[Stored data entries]
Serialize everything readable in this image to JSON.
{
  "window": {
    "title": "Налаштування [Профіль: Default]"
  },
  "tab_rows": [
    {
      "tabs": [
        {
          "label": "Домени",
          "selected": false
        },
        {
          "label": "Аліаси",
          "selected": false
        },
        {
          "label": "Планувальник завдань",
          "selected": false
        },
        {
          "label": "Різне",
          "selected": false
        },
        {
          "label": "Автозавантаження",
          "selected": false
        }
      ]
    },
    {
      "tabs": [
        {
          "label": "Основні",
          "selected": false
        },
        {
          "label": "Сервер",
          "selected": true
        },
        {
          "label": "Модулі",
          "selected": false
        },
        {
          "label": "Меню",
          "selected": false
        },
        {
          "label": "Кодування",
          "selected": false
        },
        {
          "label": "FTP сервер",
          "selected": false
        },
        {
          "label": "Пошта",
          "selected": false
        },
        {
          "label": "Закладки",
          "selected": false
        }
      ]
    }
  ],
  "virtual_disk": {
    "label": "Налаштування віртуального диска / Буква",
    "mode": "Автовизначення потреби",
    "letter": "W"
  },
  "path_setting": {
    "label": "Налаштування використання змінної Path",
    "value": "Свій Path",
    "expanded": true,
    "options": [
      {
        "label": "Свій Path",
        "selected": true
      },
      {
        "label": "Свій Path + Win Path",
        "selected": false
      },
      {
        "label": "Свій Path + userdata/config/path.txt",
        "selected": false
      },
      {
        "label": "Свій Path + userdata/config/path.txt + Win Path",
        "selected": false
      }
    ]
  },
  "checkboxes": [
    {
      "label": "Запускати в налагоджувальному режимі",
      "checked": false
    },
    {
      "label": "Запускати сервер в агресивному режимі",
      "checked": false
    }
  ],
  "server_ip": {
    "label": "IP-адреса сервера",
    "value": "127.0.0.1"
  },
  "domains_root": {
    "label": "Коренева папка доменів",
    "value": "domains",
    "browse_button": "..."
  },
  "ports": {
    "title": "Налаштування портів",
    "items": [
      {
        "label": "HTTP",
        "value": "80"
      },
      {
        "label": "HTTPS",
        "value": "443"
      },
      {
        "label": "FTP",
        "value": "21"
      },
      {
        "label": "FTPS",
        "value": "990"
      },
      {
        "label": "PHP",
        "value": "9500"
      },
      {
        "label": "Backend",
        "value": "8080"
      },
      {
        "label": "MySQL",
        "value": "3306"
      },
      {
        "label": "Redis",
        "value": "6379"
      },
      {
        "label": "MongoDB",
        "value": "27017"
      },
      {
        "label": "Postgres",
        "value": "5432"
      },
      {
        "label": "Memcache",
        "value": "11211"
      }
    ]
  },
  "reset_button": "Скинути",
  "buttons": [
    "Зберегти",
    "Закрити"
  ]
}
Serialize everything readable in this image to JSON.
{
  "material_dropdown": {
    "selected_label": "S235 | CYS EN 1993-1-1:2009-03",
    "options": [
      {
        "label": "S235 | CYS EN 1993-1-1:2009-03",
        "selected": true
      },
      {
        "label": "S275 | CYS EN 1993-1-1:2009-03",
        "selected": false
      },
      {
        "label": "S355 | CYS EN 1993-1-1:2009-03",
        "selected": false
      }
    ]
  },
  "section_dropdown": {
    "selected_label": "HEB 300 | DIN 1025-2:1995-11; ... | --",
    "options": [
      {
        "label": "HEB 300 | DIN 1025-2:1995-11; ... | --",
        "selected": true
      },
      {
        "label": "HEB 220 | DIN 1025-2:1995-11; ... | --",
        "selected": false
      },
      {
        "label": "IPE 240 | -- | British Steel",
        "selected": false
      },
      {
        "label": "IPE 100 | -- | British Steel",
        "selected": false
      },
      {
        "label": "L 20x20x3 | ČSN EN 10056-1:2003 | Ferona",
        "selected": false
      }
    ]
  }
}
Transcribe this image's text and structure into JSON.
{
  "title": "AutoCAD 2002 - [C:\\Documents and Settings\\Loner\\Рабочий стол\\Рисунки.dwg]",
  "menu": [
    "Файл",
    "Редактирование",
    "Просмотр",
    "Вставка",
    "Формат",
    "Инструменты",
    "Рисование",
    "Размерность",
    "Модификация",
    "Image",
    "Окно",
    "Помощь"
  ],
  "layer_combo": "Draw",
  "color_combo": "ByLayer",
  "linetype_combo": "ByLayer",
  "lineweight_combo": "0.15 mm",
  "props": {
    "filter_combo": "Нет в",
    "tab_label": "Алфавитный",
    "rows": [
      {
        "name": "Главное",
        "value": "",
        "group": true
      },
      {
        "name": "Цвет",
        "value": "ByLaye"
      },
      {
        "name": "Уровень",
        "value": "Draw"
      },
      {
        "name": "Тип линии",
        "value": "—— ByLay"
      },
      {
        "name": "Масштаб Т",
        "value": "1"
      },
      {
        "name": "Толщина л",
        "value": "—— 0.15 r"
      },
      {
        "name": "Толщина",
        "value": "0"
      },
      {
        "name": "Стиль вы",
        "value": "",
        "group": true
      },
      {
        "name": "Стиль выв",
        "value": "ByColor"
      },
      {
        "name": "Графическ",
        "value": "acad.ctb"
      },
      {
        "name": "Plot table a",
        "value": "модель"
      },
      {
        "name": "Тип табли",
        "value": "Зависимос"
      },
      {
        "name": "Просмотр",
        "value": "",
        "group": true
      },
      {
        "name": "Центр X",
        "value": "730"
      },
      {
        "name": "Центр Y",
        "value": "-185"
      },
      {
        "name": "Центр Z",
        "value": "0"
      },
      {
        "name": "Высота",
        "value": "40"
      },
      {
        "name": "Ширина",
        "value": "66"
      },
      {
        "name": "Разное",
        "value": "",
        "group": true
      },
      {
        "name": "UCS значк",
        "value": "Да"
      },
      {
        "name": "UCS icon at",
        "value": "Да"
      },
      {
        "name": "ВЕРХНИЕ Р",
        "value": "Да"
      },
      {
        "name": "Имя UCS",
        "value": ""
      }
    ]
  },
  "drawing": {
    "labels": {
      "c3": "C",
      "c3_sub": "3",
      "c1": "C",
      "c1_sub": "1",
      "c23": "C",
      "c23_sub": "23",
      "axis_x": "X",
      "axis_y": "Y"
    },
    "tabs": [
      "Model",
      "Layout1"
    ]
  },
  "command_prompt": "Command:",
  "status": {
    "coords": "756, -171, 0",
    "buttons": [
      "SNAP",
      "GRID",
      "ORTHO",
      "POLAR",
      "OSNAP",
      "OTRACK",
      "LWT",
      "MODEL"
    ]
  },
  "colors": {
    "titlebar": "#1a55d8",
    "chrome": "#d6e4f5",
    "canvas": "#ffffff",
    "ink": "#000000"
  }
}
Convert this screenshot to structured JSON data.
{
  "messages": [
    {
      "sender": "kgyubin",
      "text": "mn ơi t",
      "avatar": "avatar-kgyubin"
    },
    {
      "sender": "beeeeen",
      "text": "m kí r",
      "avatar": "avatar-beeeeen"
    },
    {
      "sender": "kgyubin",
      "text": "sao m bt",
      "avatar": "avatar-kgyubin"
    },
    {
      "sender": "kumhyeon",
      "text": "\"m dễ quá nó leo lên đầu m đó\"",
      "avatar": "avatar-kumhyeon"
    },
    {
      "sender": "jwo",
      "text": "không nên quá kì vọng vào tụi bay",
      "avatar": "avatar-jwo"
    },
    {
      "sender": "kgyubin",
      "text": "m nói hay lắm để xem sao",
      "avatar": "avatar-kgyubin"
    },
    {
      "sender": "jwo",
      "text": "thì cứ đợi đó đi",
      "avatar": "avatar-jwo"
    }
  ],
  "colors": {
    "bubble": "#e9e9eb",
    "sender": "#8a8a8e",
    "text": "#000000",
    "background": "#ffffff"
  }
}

### Instructions to follow
Look above for every line with the word "kumhyeon" and copy it.

### Result for this task
      "sender": "kumhyeon",
      "avatar": "avatar-kumhyeon"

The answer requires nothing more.